The records below are to be repeated in full, exactly as they are.

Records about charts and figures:
** Start **
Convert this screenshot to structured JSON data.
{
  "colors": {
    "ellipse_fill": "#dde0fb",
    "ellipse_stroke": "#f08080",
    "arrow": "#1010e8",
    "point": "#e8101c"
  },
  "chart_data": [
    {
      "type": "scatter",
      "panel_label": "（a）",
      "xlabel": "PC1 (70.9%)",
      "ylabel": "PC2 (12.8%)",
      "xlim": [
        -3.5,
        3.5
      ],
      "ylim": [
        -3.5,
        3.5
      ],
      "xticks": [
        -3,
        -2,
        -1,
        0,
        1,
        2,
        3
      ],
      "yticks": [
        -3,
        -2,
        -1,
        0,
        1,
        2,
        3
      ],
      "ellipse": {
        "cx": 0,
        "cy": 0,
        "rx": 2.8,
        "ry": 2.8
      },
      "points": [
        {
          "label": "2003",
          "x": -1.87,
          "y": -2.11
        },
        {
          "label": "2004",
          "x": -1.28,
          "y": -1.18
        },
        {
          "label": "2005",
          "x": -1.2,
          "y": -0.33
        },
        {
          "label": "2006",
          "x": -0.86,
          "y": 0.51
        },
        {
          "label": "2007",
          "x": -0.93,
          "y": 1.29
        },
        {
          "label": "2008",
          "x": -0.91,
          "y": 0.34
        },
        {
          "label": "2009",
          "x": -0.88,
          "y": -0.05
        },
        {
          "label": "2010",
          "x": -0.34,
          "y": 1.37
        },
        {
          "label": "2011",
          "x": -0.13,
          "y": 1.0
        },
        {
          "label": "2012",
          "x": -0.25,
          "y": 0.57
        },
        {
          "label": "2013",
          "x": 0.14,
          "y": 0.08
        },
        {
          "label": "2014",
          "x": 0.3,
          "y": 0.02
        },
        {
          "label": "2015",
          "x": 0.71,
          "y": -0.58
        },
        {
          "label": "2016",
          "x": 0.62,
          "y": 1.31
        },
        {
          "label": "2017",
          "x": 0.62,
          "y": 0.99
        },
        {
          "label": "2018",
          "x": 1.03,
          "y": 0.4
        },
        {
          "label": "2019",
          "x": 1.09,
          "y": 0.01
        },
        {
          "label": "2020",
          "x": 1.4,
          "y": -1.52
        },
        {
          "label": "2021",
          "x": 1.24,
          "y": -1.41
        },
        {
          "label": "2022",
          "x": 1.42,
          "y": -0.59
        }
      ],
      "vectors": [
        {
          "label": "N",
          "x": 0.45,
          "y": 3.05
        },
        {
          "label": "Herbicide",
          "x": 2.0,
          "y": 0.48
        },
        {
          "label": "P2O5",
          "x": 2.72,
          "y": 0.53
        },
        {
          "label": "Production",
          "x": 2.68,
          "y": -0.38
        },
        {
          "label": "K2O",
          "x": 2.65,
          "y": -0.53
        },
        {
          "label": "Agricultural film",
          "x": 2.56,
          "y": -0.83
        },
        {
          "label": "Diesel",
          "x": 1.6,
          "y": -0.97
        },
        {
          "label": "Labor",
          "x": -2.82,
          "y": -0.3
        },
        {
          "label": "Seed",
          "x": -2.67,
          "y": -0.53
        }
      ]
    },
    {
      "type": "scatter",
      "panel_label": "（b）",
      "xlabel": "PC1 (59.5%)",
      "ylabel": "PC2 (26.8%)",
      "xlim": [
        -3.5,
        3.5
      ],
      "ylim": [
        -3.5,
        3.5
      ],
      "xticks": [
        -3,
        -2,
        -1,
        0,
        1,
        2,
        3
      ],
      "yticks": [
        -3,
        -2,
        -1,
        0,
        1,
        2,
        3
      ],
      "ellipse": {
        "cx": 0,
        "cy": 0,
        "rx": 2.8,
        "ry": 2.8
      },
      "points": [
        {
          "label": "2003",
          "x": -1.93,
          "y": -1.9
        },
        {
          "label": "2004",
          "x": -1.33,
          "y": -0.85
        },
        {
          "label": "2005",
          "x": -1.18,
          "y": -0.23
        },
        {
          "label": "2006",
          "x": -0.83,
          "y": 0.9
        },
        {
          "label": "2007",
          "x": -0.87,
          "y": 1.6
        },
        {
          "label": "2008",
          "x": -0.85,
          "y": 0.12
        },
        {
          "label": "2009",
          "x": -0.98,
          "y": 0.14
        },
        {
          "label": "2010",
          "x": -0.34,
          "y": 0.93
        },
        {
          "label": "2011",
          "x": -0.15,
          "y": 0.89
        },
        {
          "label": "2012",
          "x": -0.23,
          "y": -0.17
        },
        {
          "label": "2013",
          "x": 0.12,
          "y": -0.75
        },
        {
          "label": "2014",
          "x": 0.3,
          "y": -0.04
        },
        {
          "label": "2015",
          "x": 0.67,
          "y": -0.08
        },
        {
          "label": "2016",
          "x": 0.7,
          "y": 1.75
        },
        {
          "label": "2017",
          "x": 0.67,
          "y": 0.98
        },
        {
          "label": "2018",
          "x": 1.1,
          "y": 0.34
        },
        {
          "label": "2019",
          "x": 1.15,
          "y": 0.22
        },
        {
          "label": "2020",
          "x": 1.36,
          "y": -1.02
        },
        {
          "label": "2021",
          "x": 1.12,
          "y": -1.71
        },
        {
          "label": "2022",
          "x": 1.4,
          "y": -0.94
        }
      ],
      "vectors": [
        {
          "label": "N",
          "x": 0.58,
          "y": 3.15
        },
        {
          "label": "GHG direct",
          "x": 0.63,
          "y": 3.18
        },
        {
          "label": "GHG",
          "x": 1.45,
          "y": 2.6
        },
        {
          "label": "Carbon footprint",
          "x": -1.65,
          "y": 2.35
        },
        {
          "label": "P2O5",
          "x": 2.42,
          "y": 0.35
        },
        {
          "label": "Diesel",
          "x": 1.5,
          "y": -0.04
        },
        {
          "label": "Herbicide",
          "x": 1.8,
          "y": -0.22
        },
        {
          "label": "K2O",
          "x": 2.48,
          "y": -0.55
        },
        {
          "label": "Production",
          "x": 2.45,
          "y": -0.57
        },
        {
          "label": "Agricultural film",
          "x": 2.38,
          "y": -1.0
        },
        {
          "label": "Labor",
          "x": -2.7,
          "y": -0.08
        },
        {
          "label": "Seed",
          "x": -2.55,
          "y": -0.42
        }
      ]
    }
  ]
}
** End **
Output for this exercise »
Convert this screenshot to structured JSON data.
{
  "colors": {
    "ellipse_fill": "#dde0fb",
    "ellipse_stroke": "#f08080",
    "arrow": "#1010e8",
    "point": "#e8101c"
  },
  "chart_data": [
    {
      "type": "scatter",
      "panel_label": "（a）",
      "xlabel": "PC1 (70.9%)",
      "ylabel": "PC2 (12.8%)",
      "xlim": [
        -3.5,
        3.5
      ],
      "ylim": [
        -3.5,
        3.5
      ],
      "xticks": [
        -3,
        -2,
        -1,
        0,
        1,
        2,
        3
      ],
      "yticks": [
        -3,
        -2,
        -1,
        0,
        1,
        2,
        3
      ],
      "ellipse": {
        "cx": 0,
        "cy": 0,
        "rx": 2.8,
        "ry": 2.8
      },
      "points": [
        {
          "label": "2003",
          "x": -1.87,
          "y": -2.11
        },
        {
          "label": "2004",
          "x": -1.28,
          "y": -1.18
        },
        {
          "label": "2005",
          "x": -1.2,
          "y": -0.33
        },
        {
          "label": "2006",
          "x": -0.86,
          "y": 0.51
        },
        {
          "label": "2007",
          "x": -0.93,
          "y": 1.29
        },
        {
          "label": "2008",
          "x": -0.91,
          "y": 0.34
        },
        {
          "label": "2009",
          "x": -0.88,
          "y": -0.05
        },
        {
          "label": "2010",
          "x": -0.34,
          "y": 1.37
        },
        {
          "label": "2011",
          "x": -0.13,
          "y": 1.0
        },
        {
          "label": "2012",
          "x": -0.25,
          "y": 0.57
        },
        {
          "label": "2013",
          "x": 0.14,
          "y": 0.08
        },
        {
          "label": "2014",
          "x": 0.3,
          "y": 0.02
        },
        {
          "label": "2015",
          "x": 0.71,
          "y": -0.58
        },
        {
          "label": "2016",
          "x": 0.62,
          "y": 1.31
        },
        {
          "label": "2017",
          "x": 0.62,
          "y": 0.99
        },
        {
          "label": "2018",
          "x": 1.03,
          "y": 0.4
        },
        {
          "label": "2019",
          "x": 1.09,
          "y": 0.01
        },
        {
          "label": "2020",
          "x": 1.4,
          "y": -1.52
        },
        {
          "label": "2021",
          "x": 1.24,
          "y": -1.41
        },
        {
          "label": "2022",
          "x": 1.42,
          "y": -0.59
        }
      ],
      "vectors": [
        {
          "label": "N",
          "x": 0.45,
          "y": 3.05
        },
        {
          "label": "Herbicide",
          "x": 2.0,
          "y": 0.48
        },
        {
          "label": "P2O5",
          "x": 2.72,
          "y": 0.53
        },
        {
          "label": "Production",
          "x": 2.68,
          "y": -0.38
        },
        {
          "label": "K2O",
          "x": 2.65,
          "y": -0.53
        },
        {
          "label": "Agricultural film",
          "x": 2.56,
          "y": -0.83
        },
        {
          "label": "Diesel",
          "x": 1.6,
          "y": -0.97
        },
        {
          "label": "Labor",
          "x": -2.82,
          "y": -0.3
        },
        {
          "label": "Seed",
          "x": -2.67,
          "y": -0.53
        }
      ]
    },
    {
      "type": "scatter",
      "panel_label": "（b）",
      "xlabel": "PC1 (59.5%)",
      "ylabel": "PC2 (26.8%)",
      "xlim": [
        -3.5,
        3.5
      ],
      "ylim": [
        -3.5,
        3.5
      ],
      "xticks": [
        -3,
        -2,
        -1,
        0,
        1,
        2,
        3
      ],
      "yticks": [
        -3,
        -2,
        -1,
        0,
        1,
        2,
        3
      ],
      "ellipse": {
        "cx": 0,
        "cy": 0,
        "rx": 2.8,
        "ry": 2.8
      },
      "points": [
        {
          "label": "2003",
          "x": -1.93,
          "y": -1.9
        },
        {
          "label": "2004",
          "x": -1.33,
          "y": -0.85
        },
        {
          "label": "2005",
          "x": -1.18,
          "y": -0.23
        },
        {
          "label": "2006",
          "x": -0.83,
          "y": 0.9
        },
        {
          "label": "2007",
          "x": -0.87,
          "y": 1.6
        },
        {
          "label": "2008",
          "x": -0.85,
          "y": 0.12
        },
        {
          "label": "2009",
          "x": -0.98,
          "y": 0.14
        },
        {
          "label": "2010",
          "x": -0.34,
          "y": 0.93
        },
        {
          "label": "2011",
          "x": -0.15,
          "y": 0.89
        },
        {
          "label": "2012",
          "x": -0.23,
          "y": -0.17
        },
        {
          "label": "2013",
          "x": 0.12,
          "y": -0.75
        },
        {
          "label": "2014",
          "x": 0.3,
          "y": -0.04
        },
        {
          "label": "2015",
          "x": 0.67,
          "y": -0.08
        },
        {
          "label": "2016",
          "x": 0.7,
          "y": 1.75
        },
        {
          "label": "2017",
          "x": 0.67,
          "y": 0.98
        },
        {
          "label": "2018",
          "x": 1.1,
          "y": 0.34
        },
        {
          "label": "2019",
          "x": 1.15,
          "y": 0.22
        },
        {
          "label": "2020",
          "x": 1.36,
          "y": -1.02
        },
        {
          "label": "2021",
          "x": 1.12,
          "y": -1.71
        },
        {
          "label": "2022",
          "x": 1.4,
          "y": -0.94
        }
      ],
      "vectors": [
        {
          "label": "N",
          "x": 0.58,
          "y": 3.15
        },
        {
          "label": "GHG direct",
          "x": 0.63,
          "y": 3.18
        },
        {
          "label": "GHG",
          "x": 1.45,
          "y": 2.6
        },
        {
          "label": "Carbon footprint",
          "x": -1.65,
          "y": 2.35
        },
        {
          "label": "P2O5",
          "x": 2.42,
          "y": 0.35
        },
        {
          "label": "Diesel",
          "x": 1.5,
          "y": -0.04
        },
        {
          "label": "Herbicide",
          "x": 1.8,
          "y": -0.22
        },
        {
          "label": "K2O",
          "x": 2.48,
          "y": -0.55
        },
        {
          "label": "Production",
          "x": 2.45,
          "y": -0.57
        },
        {
          "label": "Agricultural film",
          "x": 2.38,
          "y": -1.0
        },
        {
          "label": "Labor",
          "x": -2.7,
          "y": -0.08
        },
        {
          "label": "Seed",
          "x": -2.55,
          "y": -0.42
        }
      ]
    }
  ]
}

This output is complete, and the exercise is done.